TASK STATEMENT:
Copy each entry as it stands, leaving nothing out.

== == ==

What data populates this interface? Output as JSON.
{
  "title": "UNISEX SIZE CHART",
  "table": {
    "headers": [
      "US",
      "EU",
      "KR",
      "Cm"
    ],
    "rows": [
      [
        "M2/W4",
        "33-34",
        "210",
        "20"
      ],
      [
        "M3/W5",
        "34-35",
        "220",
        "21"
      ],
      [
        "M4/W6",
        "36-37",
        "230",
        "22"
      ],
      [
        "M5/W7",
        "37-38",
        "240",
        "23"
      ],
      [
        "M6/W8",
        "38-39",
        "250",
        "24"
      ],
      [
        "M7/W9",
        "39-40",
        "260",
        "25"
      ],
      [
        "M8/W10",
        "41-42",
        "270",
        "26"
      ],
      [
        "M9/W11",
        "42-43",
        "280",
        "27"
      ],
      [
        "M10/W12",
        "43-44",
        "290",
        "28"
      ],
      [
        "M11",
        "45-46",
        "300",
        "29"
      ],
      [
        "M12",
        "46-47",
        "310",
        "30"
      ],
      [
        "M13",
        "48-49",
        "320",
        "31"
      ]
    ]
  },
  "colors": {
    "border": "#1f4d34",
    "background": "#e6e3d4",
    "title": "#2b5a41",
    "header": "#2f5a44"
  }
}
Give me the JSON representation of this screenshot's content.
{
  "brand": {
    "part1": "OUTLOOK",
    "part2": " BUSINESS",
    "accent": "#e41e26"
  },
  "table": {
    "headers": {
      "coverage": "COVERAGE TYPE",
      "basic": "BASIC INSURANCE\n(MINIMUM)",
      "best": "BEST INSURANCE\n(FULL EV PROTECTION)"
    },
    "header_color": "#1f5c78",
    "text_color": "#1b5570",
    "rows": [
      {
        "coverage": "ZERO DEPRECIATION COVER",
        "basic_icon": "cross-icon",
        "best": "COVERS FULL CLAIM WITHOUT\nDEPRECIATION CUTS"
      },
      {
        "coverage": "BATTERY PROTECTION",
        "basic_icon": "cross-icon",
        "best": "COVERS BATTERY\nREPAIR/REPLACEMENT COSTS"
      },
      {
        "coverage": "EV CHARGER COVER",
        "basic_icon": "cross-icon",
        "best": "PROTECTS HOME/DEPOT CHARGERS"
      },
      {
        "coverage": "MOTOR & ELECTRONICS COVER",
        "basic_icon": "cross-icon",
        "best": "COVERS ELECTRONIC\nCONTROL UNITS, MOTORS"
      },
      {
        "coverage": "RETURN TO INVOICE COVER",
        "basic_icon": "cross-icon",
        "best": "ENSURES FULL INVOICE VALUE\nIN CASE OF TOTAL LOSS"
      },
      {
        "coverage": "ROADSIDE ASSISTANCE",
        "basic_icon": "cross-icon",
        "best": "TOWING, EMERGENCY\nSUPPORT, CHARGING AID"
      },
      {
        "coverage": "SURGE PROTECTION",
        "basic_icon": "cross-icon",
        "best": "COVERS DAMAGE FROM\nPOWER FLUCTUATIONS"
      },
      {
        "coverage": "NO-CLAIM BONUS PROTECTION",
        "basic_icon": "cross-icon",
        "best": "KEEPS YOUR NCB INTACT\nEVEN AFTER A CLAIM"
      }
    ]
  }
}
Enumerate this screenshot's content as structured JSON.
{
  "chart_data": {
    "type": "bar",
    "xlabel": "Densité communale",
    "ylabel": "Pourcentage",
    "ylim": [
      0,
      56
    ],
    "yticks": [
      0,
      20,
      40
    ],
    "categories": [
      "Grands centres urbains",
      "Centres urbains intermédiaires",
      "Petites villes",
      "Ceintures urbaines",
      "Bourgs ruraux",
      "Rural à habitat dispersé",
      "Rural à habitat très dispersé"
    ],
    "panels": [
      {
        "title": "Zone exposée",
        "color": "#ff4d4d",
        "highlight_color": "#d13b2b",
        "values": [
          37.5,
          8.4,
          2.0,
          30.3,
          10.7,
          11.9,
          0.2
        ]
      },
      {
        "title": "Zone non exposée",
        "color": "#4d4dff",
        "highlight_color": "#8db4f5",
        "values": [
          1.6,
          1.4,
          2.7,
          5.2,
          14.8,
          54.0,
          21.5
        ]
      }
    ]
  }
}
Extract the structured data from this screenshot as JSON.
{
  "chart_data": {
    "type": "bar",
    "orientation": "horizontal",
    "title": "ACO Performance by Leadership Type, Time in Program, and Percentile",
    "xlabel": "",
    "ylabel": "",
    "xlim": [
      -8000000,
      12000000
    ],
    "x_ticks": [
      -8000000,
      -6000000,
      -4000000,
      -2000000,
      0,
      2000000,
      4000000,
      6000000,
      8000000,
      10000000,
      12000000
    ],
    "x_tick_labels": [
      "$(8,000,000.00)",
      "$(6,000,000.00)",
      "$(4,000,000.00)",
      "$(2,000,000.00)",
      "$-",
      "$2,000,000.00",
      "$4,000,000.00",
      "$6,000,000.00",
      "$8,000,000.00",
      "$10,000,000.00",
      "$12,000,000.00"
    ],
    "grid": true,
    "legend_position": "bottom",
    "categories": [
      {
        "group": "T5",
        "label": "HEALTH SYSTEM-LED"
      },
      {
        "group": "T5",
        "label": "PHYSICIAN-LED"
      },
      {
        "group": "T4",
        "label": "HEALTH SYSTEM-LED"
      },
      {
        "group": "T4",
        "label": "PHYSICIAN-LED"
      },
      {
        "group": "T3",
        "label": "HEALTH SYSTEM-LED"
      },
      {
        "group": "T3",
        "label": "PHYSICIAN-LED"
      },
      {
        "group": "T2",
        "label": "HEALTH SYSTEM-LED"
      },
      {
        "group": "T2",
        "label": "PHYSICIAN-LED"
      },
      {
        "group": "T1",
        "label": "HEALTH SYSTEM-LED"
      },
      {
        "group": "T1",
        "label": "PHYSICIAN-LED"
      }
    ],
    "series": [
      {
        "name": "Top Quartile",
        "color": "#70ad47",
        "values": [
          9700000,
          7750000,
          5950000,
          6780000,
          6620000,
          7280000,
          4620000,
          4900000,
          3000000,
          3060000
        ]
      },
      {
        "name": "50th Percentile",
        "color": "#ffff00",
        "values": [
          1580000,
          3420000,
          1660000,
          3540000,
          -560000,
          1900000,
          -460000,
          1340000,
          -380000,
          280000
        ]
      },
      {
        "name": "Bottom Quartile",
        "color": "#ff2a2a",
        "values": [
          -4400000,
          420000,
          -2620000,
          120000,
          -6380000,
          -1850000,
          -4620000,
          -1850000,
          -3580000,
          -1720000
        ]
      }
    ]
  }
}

== == ==

ANSWER FOR THE TASK:
What data populates this interface? Output as JSON.
{
  "title": "UNISEX SIZE CHART",
  "table": {
    "headers": [
      "US",
      "EU",
      "KR",
      "Cm"
    ],
    "rows": [
      [
        "M2/W4",
        "33-34",
        "210",
        "20"
      ],
      [
        "M3/W5",
        "34-35",
        "220",
        "21"
      ],
      [
        "M4/W6",
        "36-37",
        "230",
        "22"
      ],
      [
        "M5/W7",
        "37-38",
        "240",
        "23"
      ],
      [
        "M6/W8",
        "38-39",
        "250",
        "24"
      ],
      [
        "M7/W9",
        "39-40",
        "260",
        "25"
      ],
      [
        "M8/W10",
        "41-42",
        "270",
        "26"
      ],
      [
        "M9/W11",
        "42-43",
        "280",
        "27"
      ],
      [
        "M10/W12",
        "43-44",
        "290",
        "28"
      ],
      [
        "M11",
        "45-46",
        "300",
        "29"
      ],
      [
        "M12",
        "46-47",
        "310",
        "30"
      ],
      [
        "M13",
        "48-49",
        "320",
        "31"
      ]
    ]
  },
  "colors": {
    "border": "#1f4d34",
    "background": "#e6e3d4",
    "title": "#2b5a41",
    "header": "#2f5a44"
  }
}
Give me the JSON representation of this screenshot's content.
{
  "brand": {
    "part1": "OUTLOOK",
    "part2": " BUSINESS",
    "accent": "#e41e26"
  },
  "table": {
    "headers": {
      "coverage": "COVERAGE TYPE",
      "basic": "BASIC INSURANCE\n(MINIMUM)",
      "best": "BEST INSURANCE\n(FULL EV PROTECTION)"
    },
    "header_color": "#1f5c78",
    "text_color": "#1b5570",
    "rows": [
      {
        "coverage": "ZERO DEPRECIATION COVER",
        "basic_icon": "cross-icon",
        "best": "COVERS FULL CLAIM WITHOUT\nDEPRECIATION CUTS"
      },
      {
        "coverage": "BATTERY PROTECTION",
        "basic_icon": "cross-icon",
        "best": "COVERS BATTERY\nREPAIR/REPLACEMENT COSTS"
      },
      {
        "coverage": "EV CHARGER COVER",
        "basic_icon": "cross-icon",
        "best": "PROTECTS HOME/DEPOT CHARGERS"
      },
      {
        "coverage": "MOTOR & ELECTRONICS COVER",
        "basic_icon": "cross-icon",
        "best": "COVERS ELECTRONIC\nCONTROL UNITS, MOTORS"
      },
      {
        "coverage": "RETURN TO INVOICE COVER",
        "basic_icon": "cross-icon",
        "best": "ENSURES FULL INVOICE VALUE\nIN CASE OF TOTAL LOSS"
      },
      {
        "coverage": "ROADSIDE ASSISTANCE",
        "basic_icon": "cross-icon",
        "best": "TOWING, EMERGENCY\nSUPPORT, CHARGING AID"
      },
      {
        "coverage": "SURGE PROTECTION",
        "basic_icon": "cross-icon",
        "best": "COVERS DAMAGE FROM\nPOWER FLUCTUATIONS"
      },
      {
        "coverage": "NO-CLAIM BONUS PROTECTION",
        "basic_icon": "cross-icon",
        "best": "KEEPS YOUR NCB INTACT\nEVEN AFTER A CLAIM"
      }
    ]
  }
}
Enumerate this screenshot's content as structured JSON.
{
  "chart_data": {
    "type": "bar",
    "xlabel": "Densité communale",
    "ylabel": "Pourcentage",
    "ylim": [
      0,
      56
    ],
    "yticks": [
      0,
      20,
      40
    ],
    "categories": [
      "Grands centres urbains",
      "Centres urbains intermédiaires",
      "Petites villes",
      "Ceintures urbaines",
      "Bourgs ruraux",
      "Rural à habitat dispersé",
      "Rural à habitat très dispersé"
    ],
    "panels": [
      {
        "title": "Zone exposée",
        "color": "#ff4d4d",
        "highlight_color": "#d13b2b",
        "values": [
          37.5,
          8.4,
          2.0,
          30.3,
          10.7,
          11.9,
          0.2
        ]
      },
      {
        "title": "Zone non exposée",
        "color": "#4d4dff",
        "highlight_color": "#8db4f5",
        "values": [
          1.6,
          1.4,
          2.7,
          5.2,
          14.8,
          54.0,
          21.5
        ]
      }
    ]
  }
}
Extract the structured data from this screenshot as JSON.
{
  "chart_data": {
    "type": "bar",
    "orientation": "horizontal",
    "title": "ACO Performance by Leadership Type, Time in Program, and Percentile",
    "xlabel": "",
    "ylabel": "",
    "xlim": [
      -8000000,
      12000000
    ],
    "x_ticks": [
      -8000000,
      -6000000,
      -4000000,
      -2000000,
      0,
      2000000,
      4000000,
      6000000,
      8000000,
      10000000,
      12000000
    ],
    "x_tick_labels": [
      "$(8,000,000.00)",
      "$(6,000,000.00)",
      "$(4,000,000.00)",
      "$(2,000,000.00)",
      "$-",
      "$2,000,000.00",
      "$4,000,000.00",
      "$6,000,000.00",
      "$8,000,000.00",
      "$10,000,000.00",
      "$12,000,000.00"
    ],
    "grid": true,
    "legend_position": "bottom",
    "categories": [
      {
        "group": "T5",
        "label": "HEALTH SYSTEM-LED"
      },
      {
        "group": "T5",
        "label": "PHYSICIAN-LED"
      },
      {
        "group": "T4",
        "label": "HEALTH SYSTEM-LED"
      },
      {
        "group": "T4",
        "label": "PHYSICIAN-LED"
      },
      {
        "group": "T3",
        "label": "HEALTH SYSTEM-LED"
      },
      {
        "group": "T3",
        "label": "PHYSICIAN-LED"
      },
      {
        "group": "T2",
        "label": "HEALTH SYSTEM-LED"
      },
      {
        "group": "T2",
        "label": "PHYSICIAN-LED"
      },
      {
        "group": "T1",
        "label": "HEALTH SYSTEM-LED"
      },
      {
        "group": "T1",
        "label": "PHYSICIAN-LED"
      }
    ],
    "series": [
      {
        "name": "Top Quartile",
        "color": "#70ad47",
        "values": [
          9700000,
          7750000,
          5950000,
          6780000,
          6620000,
          7280000,
          4620000,
          4900000,
          3000000,
          3060000
        ]
      },
      {
        "name": "50th Percentile",
        "color": "#ffff00",
        "values": [
          1580000,
          3420000,
          1660000,
          3540000,
          -560000,
          1900000,
          -460000,
          1340000,
          -380000,
          280000
        ]
      },
      {
        "name": "Bottom Quartile",
        "color": "#ff2a2a",
        "values": [
          -4400000,
          420000,
          -2620000,
          120000,
          -6380000,
          -1850000,
          -4620000,
          -1850000,
          -3580000,
          -1720000
        ]
      }
    ]
  }
}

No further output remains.